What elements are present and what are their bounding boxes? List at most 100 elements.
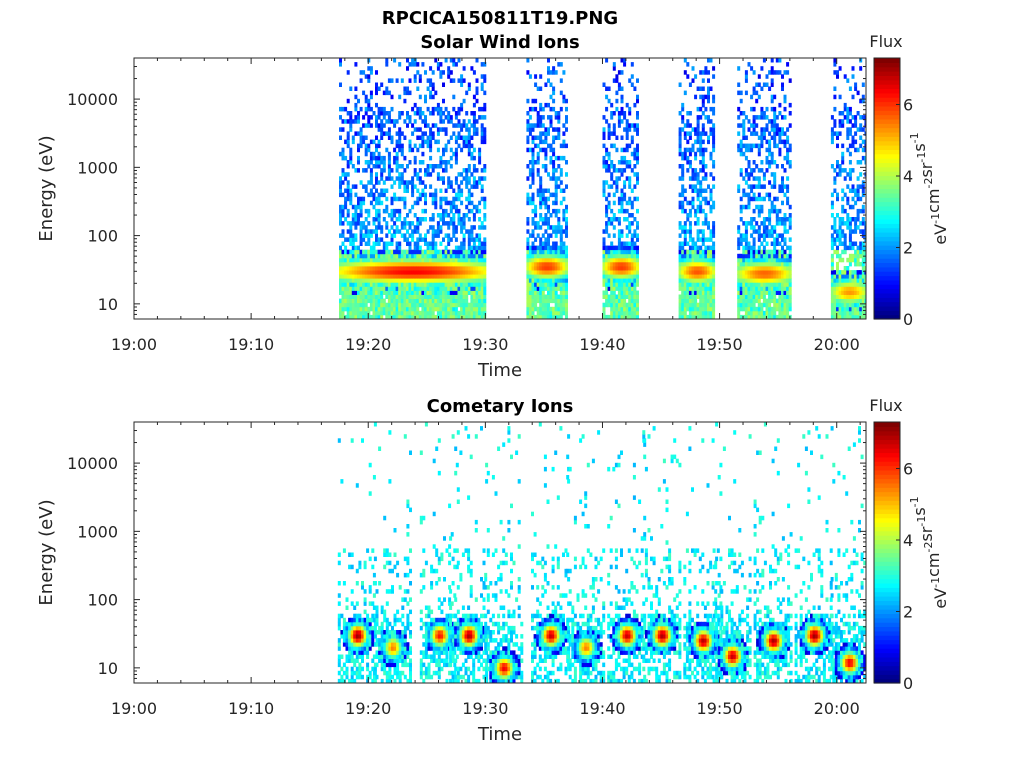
- flux-cell: [747, 184, 751, 189]
- flux-cell: [467, 164, 471, 169]
- flux-cell: [762, 257, 766, 263]
- flux-cell: [778, 286, 782, 291]
- flux-cell: [539, 278, 543, 283]
- flux-cell: [620, 253, 624, 259]
- colorbar-swatch: [874, 314, 900, 320]
- flux-cell: [788, 102, 792, 108]
- flux-cell: [536, 266, 540, 271]
- flux-cell: [475, 294, 479, 299]
- flux-cell: [390, 282, 394, 287]
- flux-cell: [408, 310, 412, 316]
- flux-cell: [400, 306, 404, 312]
- flux-cell: [403, 314, 407, 319]
- flux-cell: [770, 314, 774, 319]
- flux-cell: [701, 249, 705, 255]
- flux-cell: [562, 274, 566, 279]
- colorbar-swatch: [874, 188, 900, 194]
- flux-cell: [709, 233, 713, 238]
- flux-cell: [541, 266, 545, 271]
- flux-cell: [357, 200, 360, 206]
- flux-cell: [765, 74, 769, 79]
- flux-cell: [625, 200, 629, 206]
- flux-cell: [475, 127, 479, 132]
- flux-cell: [681, 192, 685, 198]
- flux-cell: [628, 257, 632, 263]
- flux-cell: [408, 253, 412, 259]
- flux-cell: [775, 286, 779, 291]
- flux-cell: [478, 217, 482, 222]
- flux-cell: [696, 302, 700, 308]
- flux-cell: [444, 208, 448, 214]
- flux-cell: [434, 266, 438, 271]
- flux-cell: [406, 298, 409, 304]
- flux-cell: [472, 253, 476, 259]
- flux-cell: [861, 310, 865, 316]
- flux-cell: [478, 180, 482, 185]
- flux-cell: [552, 249, 556, 255]
- flux-cell: [429, 253, 433, 259]
- flux-cell: [750, 310, 754, 316]
- flux-cell: [617, 241, 621, 246]
- flux-cell: [418, 270, 422, 275]
- flux-cell: [701, 139, 705, 145]
- flux-cell: [429, 298, 433, 304]
- flux-cell: [688, 306, 692, 312]
- flux-cell: [390, 168, 394, 173]
- flux-cell: [620, 147, 624, 153]
- flux-cell: [747, 196, 751, 202]
- flux-cell: [478, 106, 482, 112]
- flux-cell: [528, 282, 532, 287]
- flux-cell: [747, 249, 751, 255]
- flux-cell: [755, 274, 759, 279]
- flux-cell: [768, 229, 772, 234]
- colorbar-swatch: [874, 201, 900, 207]
- flux-cell: [377, 241, 381, 246]
- flux-cell: [841, 286, 845, 291]
- flux-cell: [861, 229, 865, 234]
- flux-cell: [770, 233, 774, 238]
- flux-cell: [400, 310, 404, 316]
- flux-cell: [444, 257, 448, 263]
- flux-cell: [688, 229, 692, 234]
- flux-cell: [709, 127, 713, 132]
- flux-cell: [625, 164, 629, 169]
- flux-cell: [470, 245, 474, 251]
- flux-cell: [442, 217, 445, 222]
- flux-cell: [382, 261, 386, 267]
- flux-cell: [375, 180, 378, 185]
- flux-cell: [380, 106, 384, 112]
- flux-cell: [354, 314, 358, 319]
- flux-cell: [375, 176, 378, 181]
- flux-cell: [841, 160, 845, 165]
- flux-cell: [531, 270, 535, 275]
- flux-cell: [843, 278, 847, 283]
- flux-cell: [636, 298, 639, 304]
- flux-cell: [349, 241, 353, 246]
- flux-cell: [429, 282, 433, 287]
- flux-cell: [843, 237, 847, 242]
- flux-cell: [462, 257, 466, 263]
- flux-cell: [457, 314, 461, 319]
- flux-cell: [526, 274, 530, 279]
- flux-cell: [552, 310, 556, 316]
- flux-cell: [744, 192, 748, 198]
- flux-cell: [750, 225, 754, 230]
- flux-cell: [377, 257, 381, 263]
- flux-cell: [421, 266, 425, 271]
- flux-cell: [480, 139, 484, 145]
- flux-cell: [633, 249, 637, 255]
- flux-cell: [349, 261, 353, 267]
- flux-cell: [773, 180, 777, 185]
- flux-cell: [760, 278, 764, 283]
- flux-cell: [747, 286, 751, 291]
- flux-cell: [554, 290, 558, 295]
- flux-cell: [559, 155, 563, 161]
- colorbar-swatch: [874, 301, 900, 307]
- flux-cell: [385, 119, 389, 124]
- flux-cell: [382, 270, 386, 275]
- flux-cell: [699, 314, 703, 319]
- flux-cell: [444, 302, 448, 308]
- flux-cell: [398, 302, 402, 308]
- flux-cell: [403, 196, 407, 202]
- flux-cell: [431, 111, 435, 116]
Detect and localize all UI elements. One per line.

_ _ _ _

Can you write out all of the data above line for line, word for word, leaving out the picture?

§ Result:
What elements are present and what are their bounding boxes? List at most 100 elements.
- flux-cell: [747, 184, 751, 189]
- flux-cell: [467, 164, 471, 169]
- flux-cell: [762, 257, 766, 263]
- flux-cell: [778, 286, 782, 291]
- flux-cell: [539, 278, 543, 283]
- flux-cell: [620, 253, 624, 259]
- colorbar-swatch: [874, 314, 900, 320]
- flux-cell: [788, 102, 792, 108]
- flux-cell: [536, 266, 540, 271]
- flux-cell: [475, 294, 479, 299]
- flux-cell: [390, 282, 394, 287]
- flux-cell: [408, 310, 412, 316]
- flux-cell: [400, 306, 404, 312]
- flux-cell: [403, 314, 407, 319]
- flux-cell: [770, 314, 774, 319]
- flux-cell: [701, 249, 705, 255]
- flux-cell: [562, 274, 566, 279]
- colorbar-swatch: [874, 188, 900, 194]
- flux-cell: [709, 233, 713, 238]
- flux-cell: [541, 266, 545, 271]
- flux-cell: [357, 200, 360, 206]
- flux-cell: [765, 74, 769, 79]
- flux-cell: [625, 200, 629, 206]
- flux-cell: [475, 127, 479, 132]
- flux-cell: [681, 192, 685, 198]
- flux-cell: [628, 257, 632, 263]
- flux-cell: [408, 253, 412, 259]
- flux-cell: [775, 286, 779, 291]
- flux-cell: [478, 217, 482, 222]
- flux-cell: [696, 302, 700, 308]
- flux-cell: [444, 208, 448, 214]
- flux-cell: [434, 266, 438, 271]
- flux-cell: [406, 298, 409, 304]
- flux-cell: [472, 253, 476, 259]
- flux-cell: [861, 310, 865, 316]
- flux-cell: [478, 180, 482, 185]
- flux-cell: [552, 249, 556, 255]
- flux-cell: [429, 253, 433, 259]
- flux-cell: [750, 310, 754, 316]
- flux-cell: [617, 241, 621, 246]
- flux-cell: [418, 270, 422, 275]
- flux-cell: [701, 139, 705, 145]
- flux-cell: [429, 298, 433, 304]
- flux-cell: [688, 306, 692, 312]
- flux-cell: [390, 168, 394, 173]
- flux-cell: [620, 147, 624, 153]
- flux-cell: [747, 196, 751, 202]
- flux-cell: [478, 106, 482, 112]
- flux-cell: [528, 282, 532, 287]
- flux-cell: [747, 249, 751, 255]
- flux-cell: [755, 274, 759, 279]
- flux-cell: [768, 229, 772, 234]
- colorbar-swatch: [874, 201, 900, 207]
- flux-cell: [377, 241, 381, 246]
- flux-cell: [841, 286, 845, 291]
- flux-cell: [861, 229, 865, 234]
- flux-cell: [770, 233, 774, 238]
- flux-cell: [400, 310, 404, 316]
- flux-cell: [444, 257, 448, 263]
- flux-cell: [688, 229, 692, 234]
- flux-cell: [709, 127, 713, 132]
- flux-cell: [625, 164, 629, 169]
- flux-cell: [470, 245, 474, 251]
- flux-cell: [442, 217, 445, 222]
- flux-cell: [382, 261, 386, 267]
- flux-cell: [375, 180, 378, 185]
- flux-cell: [380, 106, 384, 112]
- flux-cell: [354, 314, 358, 319]
- flux-cell: [375, 176, 378, 181]
- flux-cell: [841, 160, 845, 165]
- flux-cell: [531, 270, 535, 275]
- flux-cell: [843, 278, 847, 283]
- flux-cell: [636, 298, 639, 304]
- flux-cell: [349, 241, 353, 246]
- flux-cell: [429, 282, 433, 287]
- flux-cell: [843, 237, 847, 242]
- flux-cell: [462, 257, 466, 263]
- flux-cell: [457, 314, 461, 319]
- flux-cell: [526, 274, 530, 279]
- flux-cell: [552, 310, 556, 316]
- flux-cell: [744, 192, 748, 198]
- flux-cell: [750, 225, 754, 230]
- flux-cell: [377, 257, 381, 263]
- flux-cell: [421, 266, 425, 271]
- flux-cell: [480, 139, 484, 145]
- flux-cell: [633, 249, 637, 255]
- flux-cell: [349, 261, 353, 267]
- flux-cell: [773, 180, 777, 185]
- flux-cell: [760, 278, 764, 283]
- flux-cell: [747, 286, 751, 291]
- flux-cell: [554, 290, 558, 295]
- flux-cell: [559, 155, 563, 161]
- colorbar-swatch: [874, 301, 900, 307]
- flux-cell: [385, 119, 389, 124]
- flux-cell: [382, 270, 386, 275]
- flux-cell: [699, 314, 703, 319]
- flux-cell: [444, 302, 448, 308]
- flux-cell: [398, 302, 402, 308]
- flux-cell: [403, 196, 407, 202]
- flux-cell: [431, 111, 435, 116]
Detect and localize all UI elements. One per line.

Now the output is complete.